### Exercise aim
Lines containing the string "Senior" are to be counted; report the number and nothing more.

[Start Data for processing]

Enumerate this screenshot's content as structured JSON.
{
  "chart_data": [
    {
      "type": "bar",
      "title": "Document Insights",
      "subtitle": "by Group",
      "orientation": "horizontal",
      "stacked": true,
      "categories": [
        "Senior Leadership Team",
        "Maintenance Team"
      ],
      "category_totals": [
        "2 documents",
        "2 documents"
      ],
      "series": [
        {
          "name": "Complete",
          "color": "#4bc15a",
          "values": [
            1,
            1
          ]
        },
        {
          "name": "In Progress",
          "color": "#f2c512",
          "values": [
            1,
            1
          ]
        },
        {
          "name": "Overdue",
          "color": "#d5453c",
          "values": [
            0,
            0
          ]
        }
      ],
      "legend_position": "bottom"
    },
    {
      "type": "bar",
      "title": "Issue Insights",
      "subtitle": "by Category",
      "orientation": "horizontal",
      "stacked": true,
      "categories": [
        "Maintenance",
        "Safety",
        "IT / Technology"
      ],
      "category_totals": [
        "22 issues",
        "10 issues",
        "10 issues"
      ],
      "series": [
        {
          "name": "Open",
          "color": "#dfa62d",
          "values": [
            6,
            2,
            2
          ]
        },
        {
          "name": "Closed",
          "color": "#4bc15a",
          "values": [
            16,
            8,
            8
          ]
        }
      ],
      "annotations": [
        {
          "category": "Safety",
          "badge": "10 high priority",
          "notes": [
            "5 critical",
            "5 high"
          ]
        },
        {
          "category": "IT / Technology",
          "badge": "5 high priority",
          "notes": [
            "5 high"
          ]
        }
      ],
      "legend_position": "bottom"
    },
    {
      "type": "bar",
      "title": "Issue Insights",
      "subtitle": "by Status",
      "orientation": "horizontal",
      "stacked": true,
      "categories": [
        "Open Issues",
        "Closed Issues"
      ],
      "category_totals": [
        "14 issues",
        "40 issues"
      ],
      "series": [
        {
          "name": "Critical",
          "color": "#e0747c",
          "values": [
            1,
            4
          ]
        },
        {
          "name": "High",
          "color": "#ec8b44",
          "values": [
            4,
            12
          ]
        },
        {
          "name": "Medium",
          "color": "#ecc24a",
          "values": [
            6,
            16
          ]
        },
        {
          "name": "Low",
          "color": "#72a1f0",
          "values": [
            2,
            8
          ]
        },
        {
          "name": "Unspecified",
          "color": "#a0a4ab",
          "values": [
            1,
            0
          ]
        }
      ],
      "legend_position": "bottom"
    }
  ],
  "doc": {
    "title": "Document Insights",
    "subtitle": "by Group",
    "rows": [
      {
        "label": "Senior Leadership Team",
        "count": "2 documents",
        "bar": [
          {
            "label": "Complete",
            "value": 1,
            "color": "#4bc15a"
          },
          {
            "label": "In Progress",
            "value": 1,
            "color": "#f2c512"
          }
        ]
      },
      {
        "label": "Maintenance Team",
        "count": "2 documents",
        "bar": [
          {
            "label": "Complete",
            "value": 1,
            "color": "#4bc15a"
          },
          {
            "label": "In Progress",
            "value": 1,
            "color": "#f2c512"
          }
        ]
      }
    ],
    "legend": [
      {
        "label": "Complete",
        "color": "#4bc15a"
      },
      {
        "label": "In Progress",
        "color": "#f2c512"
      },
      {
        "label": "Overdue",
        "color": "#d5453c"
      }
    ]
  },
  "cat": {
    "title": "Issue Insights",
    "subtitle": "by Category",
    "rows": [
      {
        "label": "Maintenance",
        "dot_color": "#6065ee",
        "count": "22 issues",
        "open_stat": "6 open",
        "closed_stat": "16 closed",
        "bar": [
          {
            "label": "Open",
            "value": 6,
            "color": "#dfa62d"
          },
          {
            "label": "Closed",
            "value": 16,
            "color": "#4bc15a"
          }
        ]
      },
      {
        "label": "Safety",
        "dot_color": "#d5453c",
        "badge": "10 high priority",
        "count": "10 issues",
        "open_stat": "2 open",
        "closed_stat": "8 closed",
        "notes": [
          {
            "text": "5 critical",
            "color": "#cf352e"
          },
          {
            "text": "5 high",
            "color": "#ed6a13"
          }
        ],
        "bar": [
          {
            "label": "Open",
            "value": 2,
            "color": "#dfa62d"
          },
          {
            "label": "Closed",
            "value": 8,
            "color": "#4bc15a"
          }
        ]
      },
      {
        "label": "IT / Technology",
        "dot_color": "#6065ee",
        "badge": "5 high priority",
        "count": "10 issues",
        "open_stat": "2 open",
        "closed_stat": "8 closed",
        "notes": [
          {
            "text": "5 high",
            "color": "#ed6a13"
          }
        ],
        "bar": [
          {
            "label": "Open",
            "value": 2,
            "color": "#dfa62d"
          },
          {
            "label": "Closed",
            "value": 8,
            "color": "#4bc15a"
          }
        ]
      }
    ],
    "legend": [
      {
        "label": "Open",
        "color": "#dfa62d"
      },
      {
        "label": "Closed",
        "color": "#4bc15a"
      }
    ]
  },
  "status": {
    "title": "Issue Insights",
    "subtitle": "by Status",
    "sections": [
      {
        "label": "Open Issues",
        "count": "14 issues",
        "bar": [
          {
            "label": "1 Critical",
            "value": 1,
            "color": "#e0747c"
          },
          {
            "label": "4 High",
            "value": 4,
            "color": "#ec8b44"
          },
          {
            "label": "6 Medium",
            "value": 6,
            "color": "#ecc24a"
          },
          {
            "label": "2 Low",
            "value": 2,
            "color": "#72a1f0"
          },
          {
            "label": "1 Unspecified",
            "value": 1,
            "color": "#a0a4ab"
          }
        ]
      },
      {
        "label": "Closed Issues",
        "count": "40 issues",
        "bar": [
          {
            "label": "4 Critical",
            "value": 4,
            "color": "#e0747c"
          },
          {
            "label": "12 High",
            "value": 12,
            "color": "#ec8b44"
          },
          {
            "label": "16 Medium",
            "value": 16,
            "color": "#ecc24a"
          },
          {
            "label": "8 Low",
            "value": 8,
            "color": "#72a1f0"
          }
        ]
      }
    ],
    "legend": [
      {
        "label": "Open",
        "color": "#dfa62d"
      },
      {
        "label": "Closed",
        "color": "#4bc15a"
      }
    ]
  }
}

[End Data for processing]
[Start Data for processing]

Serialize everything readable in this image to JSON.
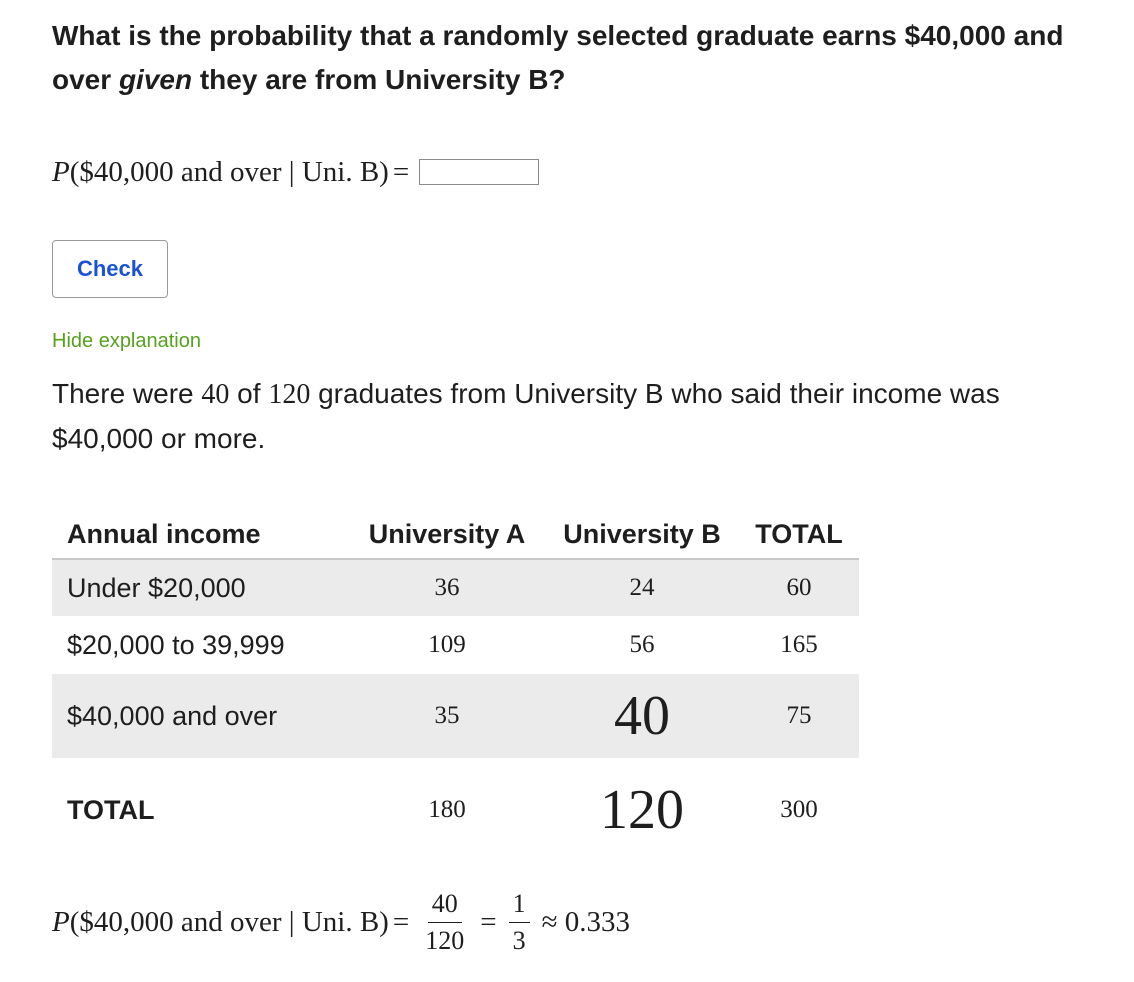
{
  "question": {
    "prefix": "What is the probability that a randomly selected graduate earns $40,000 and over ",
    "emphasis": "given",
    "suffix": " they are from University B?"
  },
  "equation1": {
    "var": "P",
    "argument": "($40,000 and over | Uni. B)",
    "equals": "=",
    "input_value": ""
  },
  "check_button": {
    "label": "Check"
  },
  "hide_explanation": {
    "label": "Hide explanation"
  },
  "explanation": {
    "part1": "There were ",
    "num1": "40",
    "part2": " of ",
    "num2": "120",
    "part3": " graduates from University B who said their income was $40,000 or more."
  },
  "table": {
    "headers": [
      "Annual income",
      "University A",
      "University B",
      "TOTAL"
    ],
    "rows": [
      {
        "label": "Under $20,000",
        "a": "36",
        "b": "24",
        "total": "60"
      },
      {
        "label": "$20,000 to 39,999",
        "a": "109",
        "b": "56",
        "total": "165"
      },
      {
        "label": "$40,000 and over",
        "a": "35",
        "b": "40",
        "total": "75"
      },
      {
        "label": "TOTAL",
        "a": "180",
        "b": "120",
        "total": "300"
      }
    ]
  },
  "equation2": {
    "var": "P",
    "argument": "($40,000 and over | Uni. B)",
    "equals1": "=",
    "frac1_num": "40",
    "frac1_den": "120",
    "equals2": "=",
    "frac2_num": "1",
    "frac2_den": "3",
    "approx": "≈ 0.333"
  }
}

[End Data for processing]

### Full answer
2